## Provided material:
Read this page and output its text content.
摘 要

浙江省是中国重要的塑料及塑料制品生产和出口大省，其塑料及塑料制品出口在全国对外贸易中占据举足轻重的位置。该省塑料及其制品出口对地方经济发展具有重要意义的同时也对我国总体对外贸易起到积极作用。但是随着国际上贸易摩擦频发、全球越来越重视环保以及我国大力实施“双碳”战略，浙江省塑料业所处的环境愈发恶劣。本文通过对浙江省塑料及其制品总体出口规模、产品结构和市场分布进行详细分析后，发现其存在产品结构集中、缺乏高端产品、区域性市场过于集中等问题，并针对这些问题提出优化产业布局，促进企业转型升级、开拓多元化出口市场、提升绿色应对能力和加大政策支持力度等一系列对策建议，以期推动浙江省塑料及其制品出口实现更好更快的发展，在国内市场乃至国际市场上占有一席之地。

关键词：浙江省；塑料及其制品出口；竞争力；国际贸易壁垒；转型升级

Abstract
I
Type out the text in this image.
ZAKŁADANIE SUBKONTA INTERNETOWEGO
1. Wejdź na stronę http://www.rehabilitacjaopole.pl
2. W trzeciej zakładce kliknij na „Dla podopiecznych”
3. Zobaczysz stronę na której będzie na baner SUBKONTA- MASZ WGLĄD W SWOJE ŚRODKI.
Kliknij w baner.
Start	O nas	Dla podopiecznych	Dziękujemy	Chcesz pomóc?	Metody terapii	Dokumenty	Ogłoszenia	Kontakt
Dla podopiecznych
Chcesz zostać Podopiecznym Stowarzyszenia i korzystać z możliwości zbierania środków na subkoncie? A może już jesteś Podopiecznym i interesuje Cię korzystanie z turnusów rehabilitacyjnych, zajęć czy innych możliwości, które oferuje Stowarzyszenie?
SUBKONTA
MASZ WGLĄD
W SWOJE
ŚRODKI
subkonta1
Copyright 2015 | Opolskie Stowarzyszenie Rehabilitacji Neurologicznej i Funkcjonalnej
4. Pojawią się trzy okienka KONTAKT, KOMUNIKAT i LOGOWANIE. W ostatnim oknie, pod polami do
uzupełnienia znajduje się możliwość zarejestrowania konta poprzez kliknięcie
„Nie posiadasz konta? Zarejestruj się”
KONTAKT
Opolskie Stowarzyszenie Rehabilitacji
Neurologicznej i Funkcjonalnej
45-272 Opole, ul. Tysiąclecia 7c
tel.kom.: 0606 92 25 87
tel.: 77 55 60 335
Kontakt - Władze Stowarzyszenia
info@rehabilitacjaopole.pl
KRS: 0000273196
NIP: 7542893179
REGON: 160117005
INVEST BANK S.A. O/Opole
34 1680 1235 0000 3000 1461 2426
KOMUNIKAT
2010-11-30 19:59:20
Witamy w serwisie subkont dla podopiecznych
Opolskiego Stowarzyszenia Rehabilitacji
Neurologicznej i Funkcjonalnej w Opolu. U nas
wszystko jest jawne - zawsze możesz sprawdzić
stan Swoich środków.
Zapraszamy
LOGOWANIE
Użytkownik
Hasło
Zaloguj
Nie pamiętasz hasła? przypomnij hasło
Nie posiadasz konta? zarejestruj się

## Task requirements:
Exactly reproduce the material above.

## Task response:
Read this page and output its text content.
摘 要

浙江省是中国重要的塑料及塑料制品生产和出口大省，其塑料及塑料制品出口在全国对外贸易中占据举足轻重的位置。该省塑料及其制品出口对地方经济发展具有重要意义的同时也对我国总体对外贸易起到积极作用。但是随着国际上贸易摩擦频发、全球越来越重视环保以及我国大力实施“双碳”战略，浙江省塑料业所处的环境愈发恶劣。本文通过对浙江省塑料及其制品总体出口规模、产品结构和市场分布进行详细分析后，发现其存在产品结构集中、缺乏高端产品、区域性市场过于集中等问题，并针对这些问题提出优化产业布局，促进企业转型升级、开拓多元化出口市场、提升绿色应对能力和加大政策支持力度等一系列对策建议，以期推动浙江省塑料及其制品出口实现更好更快的发展，在国内市场乃至国际市场上占有一席之地。

关键词：浙江省；塑料及其制品出口；竞争力；国际贸易壁垒；转型升级

Abstract
I
Type out the text in this image.
ZAKŁADANIE SUBKONTA INTERNETOWEGO
1. Wejdź na stronę http://www.rehabilitacjaopole.pl
2. W trzeciej zakładce kliknij na „Dla podopiecznych”
3. Zobaczysz stronę na której będzie na baner SUBKONTA- MASZ WGLĄD W SWOJE ŚRODKI.
Kliknij w baner.
Start	O nas	Dla podopiecznych	Dziękujemy	Chcesz pomóc?	Metody terapii	Dokumenty	Ogłoszenia	Kontakt
Dla podopiecznych
Chcesz zostać Podopiecznym Stowarzyszenia i korzystać z możliwości zbierania środków na subkoncie? A może już jesteś Podopiecznym i interesuje Cię korzystanie z turnusów rehabilitacyjnych, zajęć czy innych możliwości, które oferuje Stowarzyszenie?
SUBKONTA
MASZ WGLĄD
W SWOJE
ŚRODKI
subkonta1
Copyright 2015 | Opolskie Stowarzyszenie Rehabilitacji Neurologicznej i Funkcjonalnej
4. Pojawią się trzy okienka KONTAKT, KOMUNIKAT i LOGOWANIE. W ostatnim oknie, pod polami do
uzupełnienia znajduje się możliwość zarejestrowania konta poprzez kliknięcie
„Nie posiadasz konta? Zarejestruj się”
KONTAKT
Opolskie Stowarzyszenie Rehabilitacji
Neurologicznej i Funkcjonalnej
45-272 Opole, ul. Tysiąclecia 7c
tel.kom.: 0606 92 25 87
tel.: 77 55 60 335
Kontakt - Władze Stowarzyszenia
info@rehabilitacjaopole.pl
KRS: 0000273196
NIP: 7542893179
REGON: 160117005
INVEST BANK S.A. O/Opole
34 1680 1235 0000 3000 1461 2426
KOMUNIKAT
2010-11-30 19:59:20
Witamy w serwisie subkont dla podopiecznych
Opolskiego Stowarzyszenia Rehabilitacji
Neurologicznej i Funkcjonalnej w Opolu. U nas
wszystko jest jawne - zawsze możesz sprawdzić
stan Swoich środków.
Zapraszamy
LOGOWANIE
Użytkownik
Hasło
Zaloguj
Nie pamiętasz hasła? przypomnij hasło
Nie posiadasz konta? zarejestruj się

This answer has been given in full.